## Exercise inputs
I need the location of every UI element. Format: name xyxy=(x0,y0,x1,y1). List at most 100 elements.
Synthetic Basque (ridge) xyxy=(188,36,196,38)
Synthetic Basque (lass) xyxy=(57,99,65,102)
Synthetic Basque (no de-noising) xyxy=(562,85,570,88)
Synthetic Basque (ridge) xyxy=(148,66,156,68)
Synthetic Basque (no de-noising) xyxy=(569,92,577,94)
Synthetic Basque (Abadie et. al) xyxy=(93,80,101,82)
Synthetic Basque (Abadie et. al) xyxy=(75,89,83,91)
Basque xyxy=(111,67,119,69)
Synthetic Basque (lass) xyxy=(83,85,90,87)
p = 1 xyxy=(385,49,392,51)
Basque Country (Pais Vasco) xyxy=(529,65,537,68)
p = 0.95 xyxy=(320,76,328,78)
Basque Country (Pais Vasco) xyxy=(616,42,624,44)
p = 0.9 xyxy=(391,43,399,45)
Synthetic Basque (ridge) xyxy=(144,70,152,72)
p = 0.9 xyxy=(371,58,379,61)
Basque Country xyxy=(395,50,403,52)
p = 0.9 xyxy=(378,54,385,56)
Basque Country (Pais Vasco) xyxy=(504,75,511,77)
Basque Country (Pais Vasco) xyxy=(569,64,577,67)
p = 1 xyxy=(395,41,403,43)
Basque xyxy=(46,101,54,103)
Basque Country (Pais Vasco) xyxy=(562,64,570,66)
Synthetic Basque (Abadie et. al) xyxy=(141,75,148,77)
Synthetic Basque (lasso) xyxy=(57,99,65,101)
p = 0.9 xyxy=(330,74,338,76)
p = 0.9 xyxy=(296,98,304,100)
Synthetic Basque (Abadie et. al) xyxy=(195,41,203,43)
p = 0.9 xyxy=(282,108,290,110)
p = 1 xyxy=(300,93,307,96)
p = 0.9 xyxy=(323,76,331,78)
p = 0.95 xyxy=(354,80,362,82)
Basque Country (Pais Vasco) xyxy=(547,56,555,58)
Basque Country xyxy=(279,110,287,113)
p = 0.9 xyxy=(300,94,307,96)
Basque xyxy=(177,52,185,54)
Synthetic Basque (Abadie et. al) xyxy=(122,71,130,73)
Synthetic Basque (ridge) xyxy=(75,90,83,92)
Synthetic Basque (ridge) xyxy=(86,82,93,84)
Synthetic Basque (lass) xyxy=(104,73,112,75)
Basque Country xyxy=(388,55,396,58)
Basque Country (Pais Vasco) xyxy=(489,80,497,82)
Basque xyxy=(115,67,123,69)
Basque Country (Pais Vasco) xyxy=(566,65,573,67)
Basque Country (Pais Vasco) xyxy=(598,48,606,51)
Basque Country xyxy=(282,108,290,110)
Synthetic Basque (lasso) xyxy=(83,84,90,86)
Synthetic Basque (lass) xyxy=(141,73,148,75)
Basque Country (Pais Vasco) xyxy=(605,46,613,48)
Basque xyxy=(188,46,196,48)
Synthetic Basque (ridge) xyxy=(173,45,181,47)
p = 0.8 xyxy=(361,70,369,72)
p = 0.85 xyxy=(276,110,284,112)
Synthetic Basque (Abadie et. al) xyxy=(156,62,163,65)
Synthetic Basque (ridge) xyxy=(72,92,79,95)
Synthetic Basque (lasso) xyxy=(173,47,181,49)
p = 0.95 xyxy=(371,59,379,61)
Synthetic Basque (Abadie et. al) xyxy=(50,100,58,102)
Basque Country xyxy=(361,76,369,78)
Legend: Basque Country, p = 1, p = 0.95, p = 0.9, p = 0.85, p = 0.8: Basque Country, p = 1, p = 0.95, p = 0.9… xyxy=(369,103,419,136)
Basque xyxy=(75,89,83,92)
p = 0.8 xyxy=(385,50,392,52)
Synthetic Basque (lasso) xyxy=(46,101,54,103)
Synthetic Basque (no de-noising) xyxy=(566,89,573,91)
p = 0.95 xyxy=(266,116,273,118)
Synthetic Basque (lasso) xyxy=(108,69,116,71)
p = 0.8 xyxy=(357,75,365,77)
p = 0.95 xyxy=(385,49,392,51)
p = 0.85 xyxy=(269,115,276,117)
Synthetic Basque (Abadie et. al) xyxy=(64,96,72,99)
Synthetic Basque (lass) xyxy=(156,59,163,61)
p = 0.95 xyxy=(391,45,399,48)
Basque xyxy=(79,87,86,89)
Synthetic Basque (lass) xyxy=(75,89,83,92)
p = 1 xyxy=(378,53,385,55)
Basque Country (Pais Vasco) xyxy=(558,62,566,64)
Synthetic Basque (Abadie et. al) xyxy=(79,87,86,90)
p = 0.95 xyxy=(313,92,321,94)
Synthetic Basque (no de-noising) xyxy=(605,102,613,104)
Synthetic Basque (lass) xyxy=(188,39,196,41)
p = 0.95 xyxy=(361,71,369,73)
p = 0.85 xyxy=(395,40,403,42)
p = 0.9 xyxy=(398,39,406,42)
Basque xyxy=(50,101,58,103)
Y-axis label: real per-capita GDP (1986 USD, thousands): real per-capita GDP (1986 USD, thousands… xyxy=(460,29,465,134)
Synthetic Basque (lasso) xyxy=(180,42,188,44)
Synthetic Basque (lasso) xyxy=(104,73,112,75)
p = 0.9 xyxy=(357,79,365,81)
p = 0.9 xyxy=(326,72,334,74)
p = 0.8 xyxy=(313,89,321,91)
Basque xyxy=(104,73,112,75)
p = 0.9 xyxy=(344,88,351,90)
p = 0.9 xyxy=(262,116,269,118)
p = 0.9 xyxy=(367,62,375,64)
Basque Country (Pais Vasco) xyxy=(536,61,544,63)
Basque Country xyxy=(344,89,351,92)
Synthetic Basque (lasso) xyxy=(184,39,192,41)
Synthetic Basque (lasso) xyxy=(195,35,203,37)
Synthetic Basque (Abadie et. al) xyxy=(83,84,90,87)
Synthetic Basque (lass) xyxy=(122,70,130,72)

--

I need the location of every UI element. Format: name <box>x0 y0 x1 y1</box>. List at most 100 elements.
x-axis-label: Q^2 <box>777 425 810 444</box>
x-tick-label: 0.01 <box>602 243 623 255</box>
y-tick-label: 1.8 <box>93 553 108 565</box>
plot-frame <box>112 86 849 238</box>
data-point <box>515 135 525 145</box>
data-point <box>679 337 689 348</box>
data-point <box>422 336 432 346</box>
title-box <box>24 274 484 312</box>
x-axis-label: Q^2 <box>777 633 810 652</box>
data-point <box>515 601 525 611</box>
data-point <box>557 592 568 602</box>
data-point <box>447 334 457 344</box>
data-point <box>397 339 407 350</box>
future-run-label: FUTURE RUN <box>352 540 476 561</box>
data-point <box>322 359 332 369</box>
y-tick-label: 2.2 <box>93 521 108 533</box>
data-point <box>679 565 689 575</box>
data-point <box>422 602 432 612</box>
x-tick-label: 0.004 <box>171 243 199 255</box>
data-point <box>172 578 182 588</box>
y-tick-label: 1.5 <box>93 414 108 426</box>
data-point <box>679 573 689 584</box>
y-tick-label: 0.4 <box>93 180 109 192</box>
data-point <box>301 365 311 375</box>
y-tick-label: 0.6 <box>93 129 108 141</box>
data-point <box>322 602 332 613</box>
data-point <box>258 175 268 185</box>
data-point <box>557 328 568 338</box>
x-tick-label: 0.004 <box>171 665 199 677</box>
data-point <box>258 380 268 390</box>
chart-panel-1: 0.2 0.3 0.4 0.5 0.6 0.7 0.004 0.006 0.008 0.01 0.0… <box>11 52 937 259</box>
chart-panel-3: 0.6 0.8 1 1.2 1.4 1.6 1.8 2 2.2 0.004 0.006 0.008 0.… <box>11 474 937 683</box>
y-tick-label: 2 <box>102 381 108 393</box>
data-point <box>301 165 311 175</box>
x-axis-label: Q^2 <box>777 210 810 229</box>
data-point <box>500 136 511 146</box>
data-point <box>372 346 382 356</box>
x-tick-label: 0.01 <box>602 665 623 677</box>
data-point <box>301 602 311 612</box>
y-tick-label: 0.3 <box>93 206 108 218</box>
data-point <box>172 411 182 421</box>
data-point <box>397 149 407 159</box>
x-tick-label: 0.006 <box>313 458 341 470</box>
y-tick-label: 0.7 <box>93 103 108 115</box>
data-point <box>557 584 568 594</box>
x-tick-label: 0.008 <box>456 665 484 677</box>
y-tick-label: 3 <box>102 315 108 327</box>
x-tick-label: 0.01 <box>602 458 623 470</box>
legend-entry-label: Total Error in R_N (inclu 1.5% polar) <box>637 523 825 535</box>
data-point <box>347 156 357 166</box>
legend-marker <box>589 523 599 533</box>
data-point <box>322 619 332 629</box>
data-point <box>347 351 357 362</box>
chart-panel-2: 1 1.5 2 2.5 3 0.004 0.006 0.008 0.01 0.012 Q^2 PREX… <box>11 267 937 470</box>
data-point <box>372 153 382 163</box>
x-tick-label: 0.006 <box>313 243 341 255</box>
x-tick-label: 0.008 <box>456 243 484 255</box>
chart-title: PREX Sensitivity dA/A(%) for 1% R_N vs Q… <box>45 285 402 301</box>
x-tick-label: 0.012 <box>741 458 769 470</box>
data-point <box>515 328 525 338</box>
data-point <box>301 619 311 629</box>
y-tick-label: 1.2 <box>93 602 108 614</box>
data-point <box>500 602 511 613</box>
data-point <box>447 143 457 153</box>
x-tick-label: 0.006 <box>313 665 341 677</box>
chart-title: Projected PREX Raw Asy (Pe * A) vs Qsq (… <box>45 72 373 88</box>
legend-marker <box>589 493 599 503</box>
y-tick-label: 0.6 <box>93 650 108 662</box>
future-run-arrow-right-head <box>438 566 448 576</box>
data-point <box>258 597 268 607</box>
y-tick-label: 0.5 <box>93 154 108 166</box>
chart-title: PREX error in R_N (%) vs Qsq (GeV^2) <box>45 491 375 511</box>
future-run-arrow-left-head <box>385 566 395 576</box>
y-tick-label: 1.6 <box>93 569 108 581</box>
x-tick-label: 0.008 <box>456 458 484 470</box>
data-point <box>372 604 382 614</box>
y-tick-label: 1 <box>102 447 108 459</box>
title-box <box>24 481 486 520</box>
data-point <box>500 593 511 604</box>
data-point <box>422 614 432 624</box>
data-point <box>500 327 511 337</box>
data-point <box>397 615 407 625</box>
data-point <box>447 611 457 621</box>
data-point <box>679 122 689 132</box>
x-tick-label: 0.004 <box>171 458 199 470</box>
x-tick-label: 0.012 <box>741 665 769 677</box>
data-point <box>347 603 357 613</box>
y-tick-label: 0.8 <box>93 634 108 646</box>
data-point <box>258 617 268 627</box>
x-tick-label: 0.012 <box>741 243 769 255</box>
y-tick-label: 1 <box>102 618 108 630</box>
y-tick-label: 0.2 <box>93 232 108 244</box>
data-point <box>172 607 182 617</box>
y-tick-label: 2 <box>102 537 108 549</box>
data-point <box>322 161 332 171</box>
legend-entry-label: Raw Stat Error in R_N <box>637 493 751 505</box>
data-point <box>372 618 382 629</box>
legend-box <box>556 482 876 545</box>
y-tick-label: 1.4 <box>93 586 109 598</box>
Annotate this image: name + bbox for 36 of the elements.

* * *

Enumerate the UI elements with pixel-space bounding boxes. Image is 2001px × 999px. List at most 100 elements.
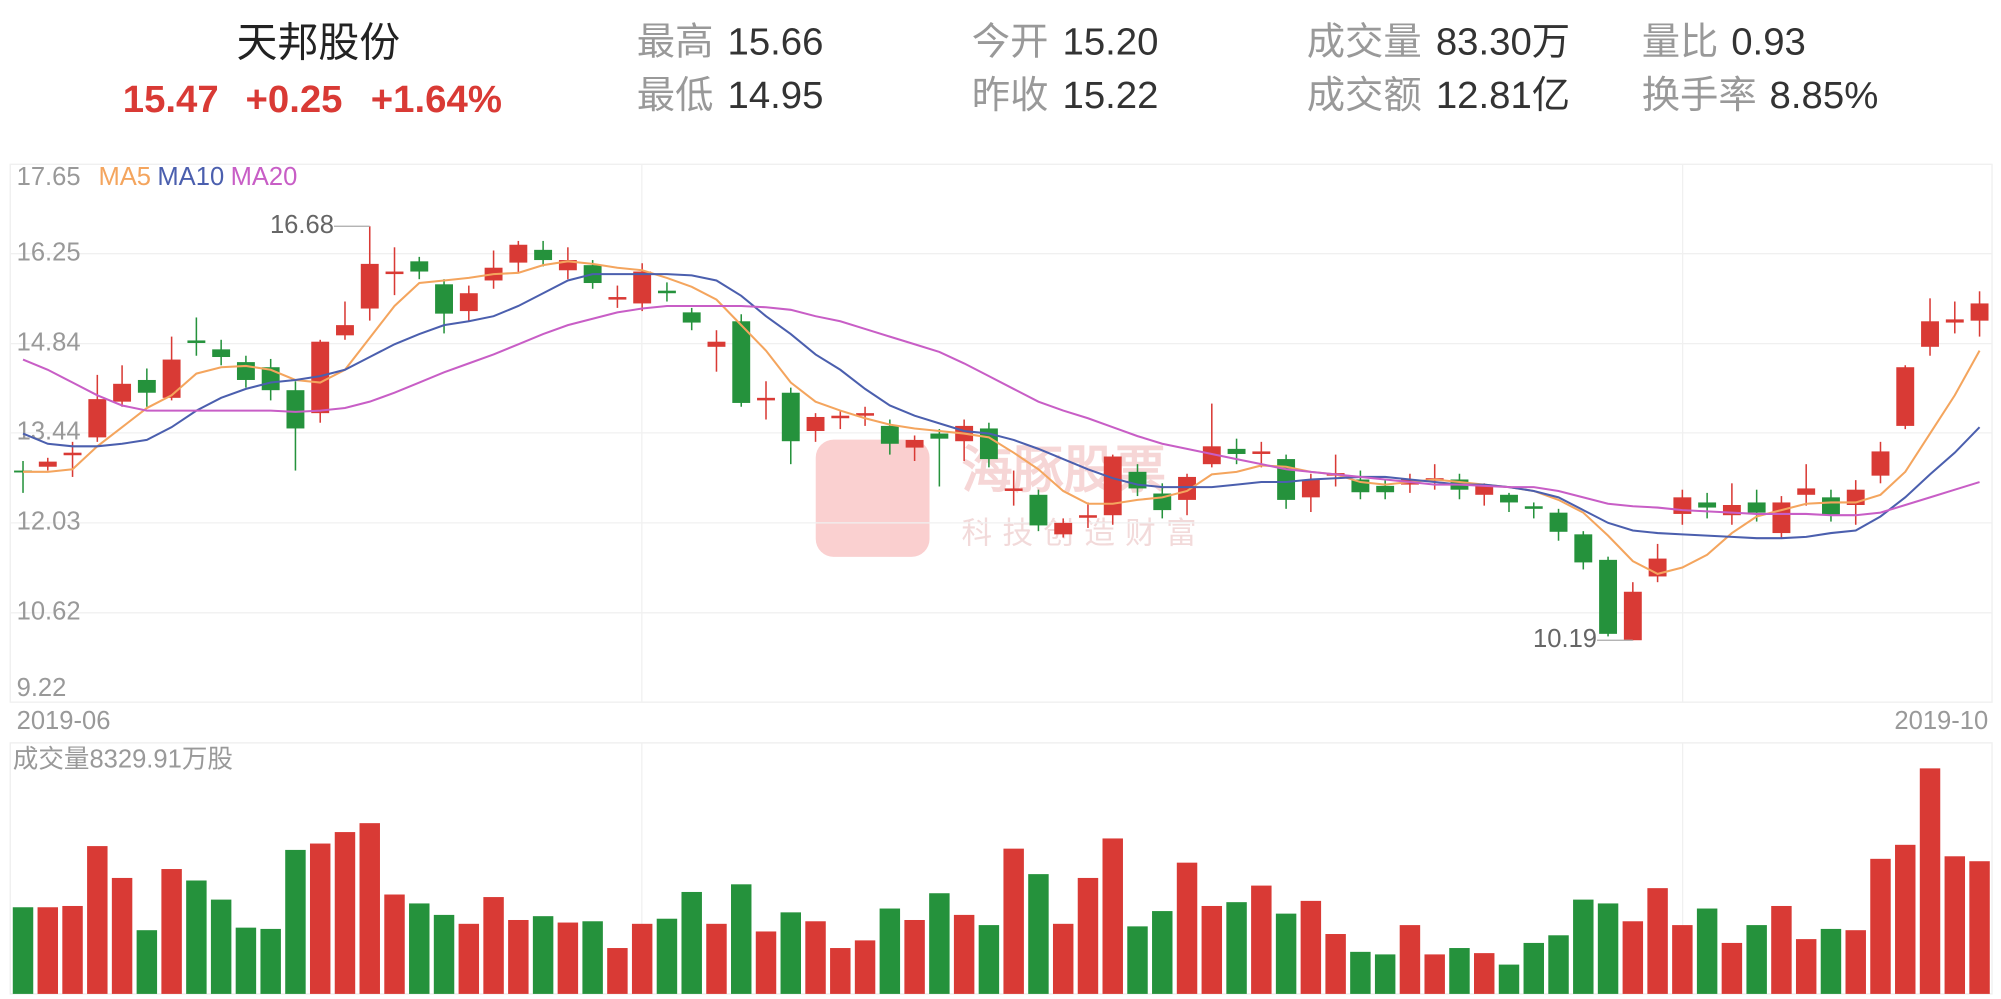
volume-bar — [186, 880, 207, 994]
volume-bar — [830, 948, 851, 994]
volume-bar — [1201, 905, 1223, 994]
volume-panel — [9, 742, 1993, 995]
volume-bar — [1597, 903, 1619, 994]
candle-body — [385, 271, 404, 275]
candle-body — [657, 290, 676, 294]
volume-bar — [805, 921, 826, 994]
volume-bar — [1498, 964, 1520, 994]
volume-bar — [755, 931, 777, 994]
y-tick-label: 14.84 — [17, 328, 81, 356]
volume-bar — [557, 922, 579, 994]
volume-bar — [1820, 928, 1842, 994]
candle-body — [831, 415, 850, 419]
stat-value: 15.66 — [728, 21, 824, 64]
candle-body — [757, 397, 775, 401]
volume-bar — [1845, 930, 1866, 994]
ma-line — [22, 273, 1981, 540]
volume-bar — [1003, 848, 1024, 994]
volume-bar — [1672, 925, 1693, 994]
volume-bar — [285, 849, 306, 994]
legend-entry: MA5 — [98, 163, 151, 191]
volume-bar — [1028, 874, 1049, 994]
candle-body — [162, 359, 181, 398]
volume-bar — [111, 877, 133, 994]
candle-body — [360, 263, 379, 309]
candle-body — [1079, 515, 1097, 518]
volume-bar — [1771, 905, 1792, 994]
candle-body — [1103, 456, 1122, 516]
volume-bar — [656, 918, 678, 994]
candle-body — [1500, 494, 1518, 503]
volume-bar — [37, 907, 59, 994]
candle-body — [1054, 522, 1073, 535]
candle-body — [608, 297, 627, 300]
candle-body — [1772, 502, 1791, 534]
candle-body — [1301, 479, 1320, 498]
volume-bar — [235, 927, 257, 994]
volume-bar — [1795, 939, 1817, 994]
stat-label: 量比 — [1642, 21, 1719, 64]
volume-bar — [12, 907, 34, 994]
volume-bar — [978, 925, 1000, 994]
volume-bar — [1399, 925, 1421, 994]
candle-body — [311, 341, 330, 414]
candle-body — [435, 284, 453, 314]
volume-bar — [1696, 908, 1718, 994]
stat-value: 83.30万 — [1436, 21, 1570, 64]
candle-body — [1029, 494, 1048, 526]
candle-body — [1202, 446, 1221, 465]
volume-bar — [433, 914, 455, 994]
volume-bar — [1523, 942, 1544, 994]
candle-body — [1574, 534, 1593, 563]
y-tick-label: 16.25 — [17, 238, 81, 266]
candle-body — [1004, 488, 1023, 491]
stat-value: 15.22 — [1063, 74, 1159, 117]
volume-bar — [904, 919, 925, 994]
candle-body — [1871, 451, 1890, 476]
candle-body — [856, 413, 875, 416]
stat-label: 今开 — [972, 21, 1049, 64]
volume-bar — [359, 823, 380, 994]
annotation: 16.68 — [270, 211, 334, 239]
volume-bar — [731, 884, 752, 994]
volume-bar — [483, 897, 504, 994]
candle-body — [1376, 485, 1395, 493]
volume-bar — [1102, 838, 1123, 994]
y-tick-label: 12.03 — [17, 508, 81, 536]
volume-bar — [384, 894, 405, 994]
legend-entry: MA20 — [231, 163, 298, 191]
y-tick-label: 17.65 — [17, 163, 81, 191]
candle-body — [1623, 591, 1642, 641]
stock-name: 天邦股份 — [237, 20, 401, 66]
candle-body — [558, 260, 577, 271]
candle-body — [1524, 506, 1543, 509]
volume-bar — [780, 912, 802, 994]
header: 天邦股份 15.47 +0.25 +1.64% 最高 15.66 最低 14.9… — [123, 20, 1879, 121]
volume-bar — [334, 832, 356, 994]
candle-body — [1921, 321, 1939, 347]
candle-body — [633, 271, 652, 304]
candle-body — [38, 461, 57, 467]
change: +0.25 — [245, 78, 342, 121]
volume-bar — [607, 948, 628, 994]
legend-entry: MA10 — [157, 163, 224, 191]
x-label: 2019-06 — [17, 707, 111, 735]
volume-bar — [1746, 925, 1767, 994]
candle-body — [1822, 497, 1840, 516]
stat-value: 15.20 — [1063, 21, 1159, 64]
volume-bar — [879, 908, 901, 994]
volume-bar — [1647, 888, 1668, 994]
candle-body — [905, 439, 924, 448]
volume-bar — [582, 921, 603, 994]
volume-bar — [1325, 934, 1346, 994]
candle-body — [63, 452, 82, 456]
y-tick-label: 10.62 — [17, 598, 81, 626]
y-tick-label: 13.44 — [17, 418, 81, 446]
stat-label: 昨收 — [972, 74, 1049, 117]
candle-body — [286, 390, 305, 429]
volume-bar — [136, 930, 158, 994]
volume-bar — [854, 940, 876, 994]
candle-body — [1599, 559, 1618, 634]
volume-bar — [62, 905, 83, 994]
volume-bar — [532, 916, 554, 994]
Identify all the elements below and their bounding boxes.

## What is needed
Pick out every line in the records above that contains the word "Pais", and copy each of those lines in full.

## Full solution
Basque Country (Pais Vasco) xyxy=(529,65,537,68)
Basque Country (Pais Vasco) xyxy=(616,42,624,44)
Basque Country (Pais Vasco) xyxy=(504,75,511,77)
Basque Country (Pais Vasco) xyxy=(569,64,577,67)
Basque Country (Pais Vasco) xyxy=(562,64,570,66)
Basque Country (Pais Vasco) xyxy=(547,56,555,58)
Basque Country (Pais Vasco) xyxy=(489,80,497,82)
Basque Country (Pais Vasco) xyxy=(566,65,573,67)
Basque Country (Pais Vasco) xyxy=(598,48,606,51)
Basque Country (Pais Vasco) xyxy=(605,46,613,48)
Basque Country (Pais Vasco) xyxy=(558,62,566,64)
Basque Country (Pais Vasco) xyxy=(536,61,544,63)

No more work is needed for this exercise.